[Stored entries]
▬▬▬▬▬▬▬▬▬▬
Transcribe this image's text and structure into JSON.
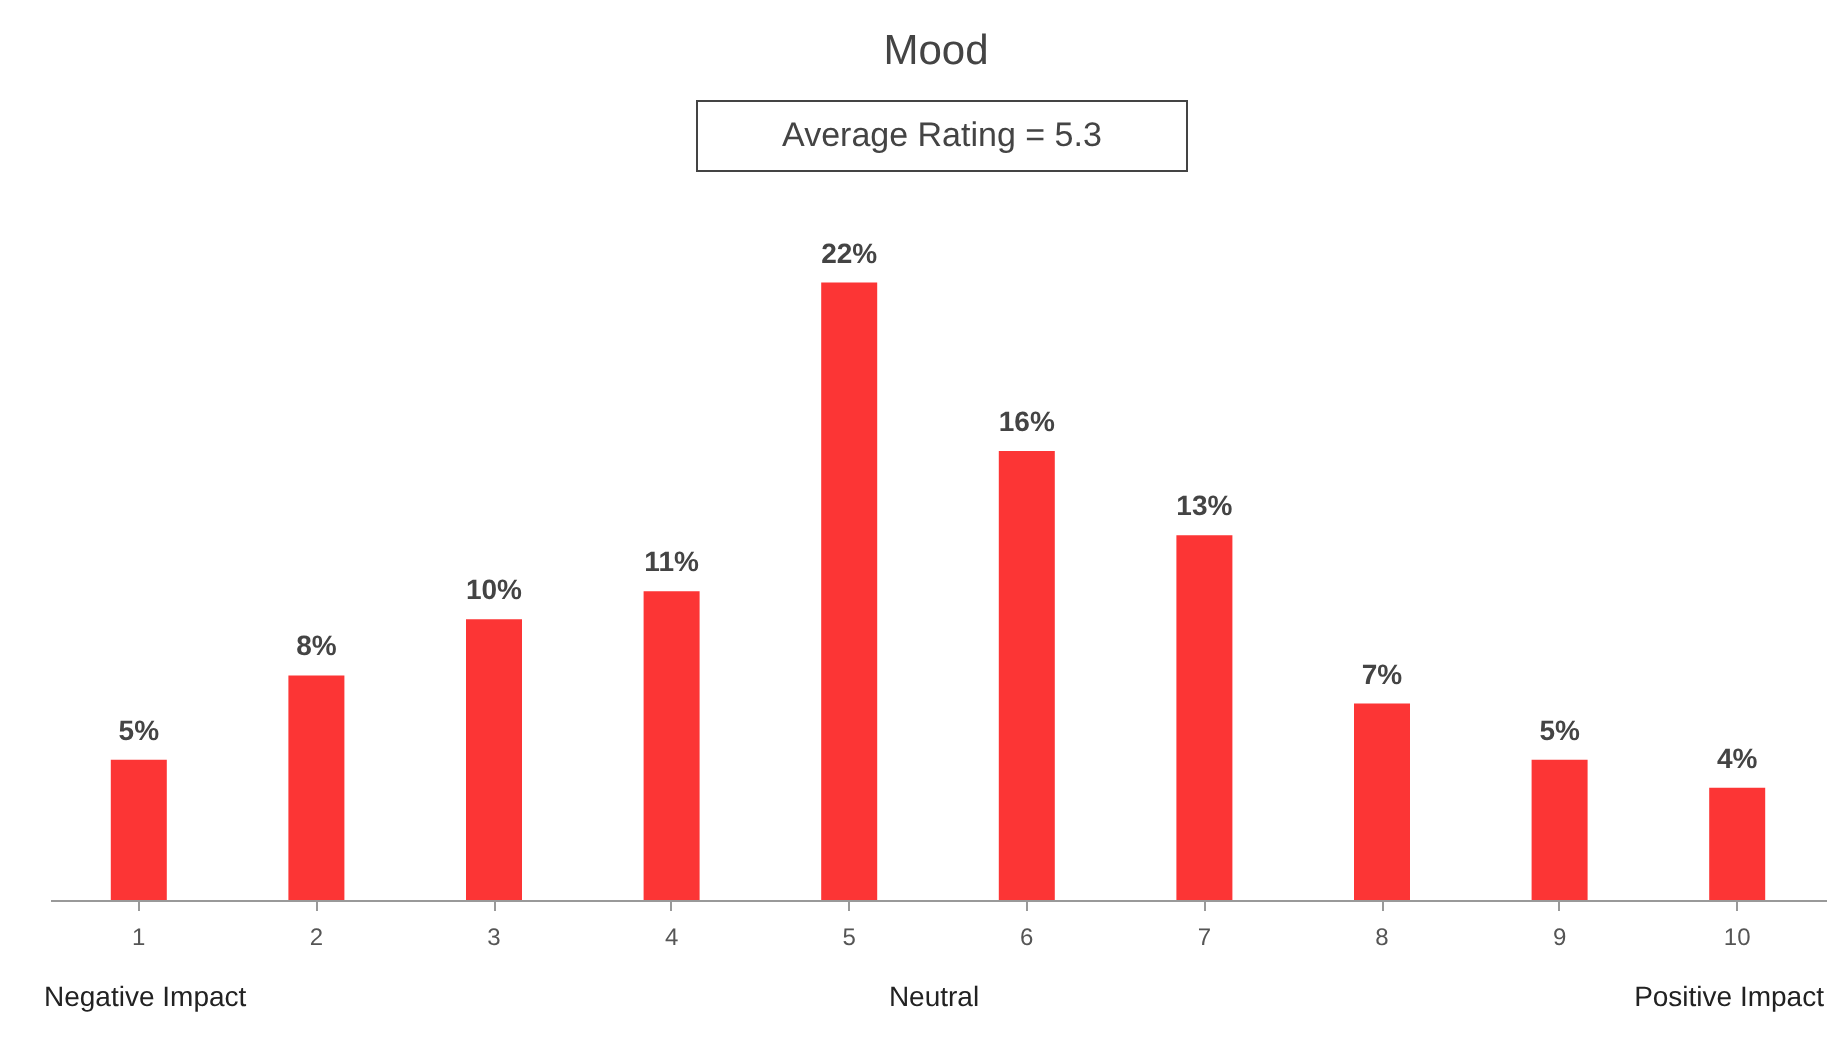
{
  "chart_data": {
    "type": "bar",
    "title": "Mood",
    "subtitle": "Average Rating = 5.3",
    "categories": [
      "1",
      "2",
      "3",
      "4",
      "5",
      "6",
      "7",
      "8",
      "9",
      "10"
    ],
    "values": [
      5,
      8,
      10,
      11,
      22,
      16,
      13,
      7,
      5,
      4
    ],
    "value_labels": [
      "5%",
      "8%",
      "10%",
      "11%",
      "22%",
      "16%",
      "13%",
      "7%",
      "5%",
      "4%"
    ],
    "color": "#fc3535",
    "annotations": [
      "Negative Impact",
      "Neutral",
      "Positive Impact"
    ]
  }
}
▬▬▬▬▬▬▬▬▬▬
Prompt - Write out the entries above word for word. Do not include the pictures.

Result of this task -
Transcribe this image's text and structure into JSON.
{
  "chart_data": {
    "type": "bar",
    "title": "Mood",
    "subtitle": "Average Rating = 5.3",
    "categories": [
      "1",
      "2",
      "3",
      "4",
      "5",
      "6",
      "7",
      "8",
      "9",
      "10"
    ],
    "values": [
      5,
      8,
      10,
      11,
      22,
      16,
      13,
      7,
      5,
      4
    ],
    "value_labels": [
      "5%",
      "8%",
      "10%",
      "11%",
      "22%",
      "16%",
      "13%",
      "7%",
      "5%",
      "4%"
    ],
    "color": "#fc3535",
    "annotations": [
      "Negative Impact",
      "Neutral",
      "Positive Impact"
    ]
  }
}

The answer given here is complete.